Отрывок текста ->
/---
«Энох Арден». Р. Штраус.
Дом культуры «ГЭС-2».
Режиссер Дмитрий Волкострелов.
Мелодрама для чтеца и фортепьяно — определение уникального теперь жанра «Эноха Ардена» звучит рифмой само по себе. Эту вещь Рихарда Штрауса, автора музыки и либретто, написанного им по поэме Альфреда Теннисона с тем же названием, единственный раз исполнили в битком набитом Актовом зале «ГЭС-2» в рамках программы «Истории музыки». Идеолог и куратор проекта Дмитрий Ренанский, представляя его публике, рассказал об экспериментах композитора, занимавшегося «поисками оптимального баланса между сюжетными перипетиями и законами музыкальной формы». Говорил он не только о Штраусе и Теннисоне, но и о Густаве Шпете, чей перевод поэмы, сделанный им в томской ссылке незадолго до расстрела в 1937 году и опубликованный только полвека спустя, был исполнен на гэсовской сцене.

Сцена из спектакля.
Фото — архив Дома культуры.
В программке «Энох Арден» назван концертом, что странно. Не было там ни конферанса, ни отдельных номеров. Ну да, сцена поначалу выглядела как рядовая концертная площадка — рояль слева, длинный пюпитр для чтения справа, два человека в свободной черной одежде. А между тем сильную визуальную драматургию действия создавал свет. Красноватым маревом теплился он под открытой крышкой рояля, белым вспыхивал на пюпитрах с нотами и текстом, гас, желтоватыми лучами заливал лица исполнителей так, что иногда они казались застывшими масками, но потом вдруг тени прорисовывали в их очертаниях напряжение внутренней жизни. После рассказа о смерти героя свет погас, и, как в театре теней, на сцене надолго застыли два неподвижных человеческих силуэта.
Действие шло сплошным потоком, музыка и человеческий голос сначала перемежались в легком соперничестве, потом стали краем накладываться друг на друга, а в финале слились в совсем не мелодраматической, а трагической кульминации.
Я ничего не понимаю в музыке, но известный пианист, клавесинист и органист Сергей Каспров за фортепьяно был прекрасен со своим тонким профилем и изумительными руками. Пальцы правой быстро бежали по клавишам, левая застывала над ними, чуть подрагивала, словно улавливая какой-то иной ритм из воздуха, а потом тоже опускалась вниз, и тогда слышался грозный шум моря или нарастающее смятение чувств. На клавиатуре разворачивался свой особый перформанс.
\---
Выдержка из данных ->
/---
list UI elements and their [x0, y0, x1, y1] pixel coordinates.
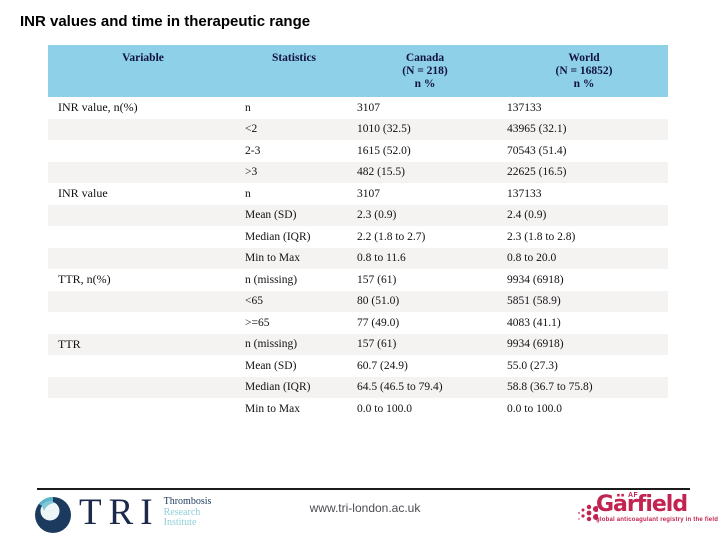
\---
Задания ->
• 1. Ответьте по рецензии на три вопроса:
(а) В каком зале «ГЭС-2» исполнили «Эноха Ардена»?
(б) Как «Энох Арден» назван в программке?
(в) Кто играл на фортепьяно?
• 2. Перепишите из рецензии слово в слово отрывок от «Режиссер Дмитрий Волкострелов.» до «на гэсовской сцене.».
Материал никак не связан с рецензией.

Ответы ->
• 1.
(а) В Актовом зале.
(б) Концертом.
(в) Сергей Каспров.

• 2.
Режиссер Дмитрий Волкострелов.
Мелодрама для чтеца и фортепьяно — определение уникального теперь жанра «Эноха Ардена» звучит рифмой само по себе. Эту вещь Рихарда Штрауса, автора музыки и либретто, написанного им по поэме Альфреда Теннисона с тем же названием, единственный раз исполнили в битком набитом Актовом зале «ГЭС-2» в рамках программы «Истории музыки». Идеолог и куратор проекта Дмитрий Ренанский, представляя его публике, рассказал об экспериментах композитора, занимавшегося «поисками оптимального баланса между сюжетными перипетиями и законами музыкальной формы». Говорил он не только о Штраусе и Теннисоне, но и о Густаве Шпете, чей перевод поэмы, сделанный им в томской ссылке незадолго до расстрела в 1937 году и опубликованный только полвека спустя, был исполнен на гэсовской сцене.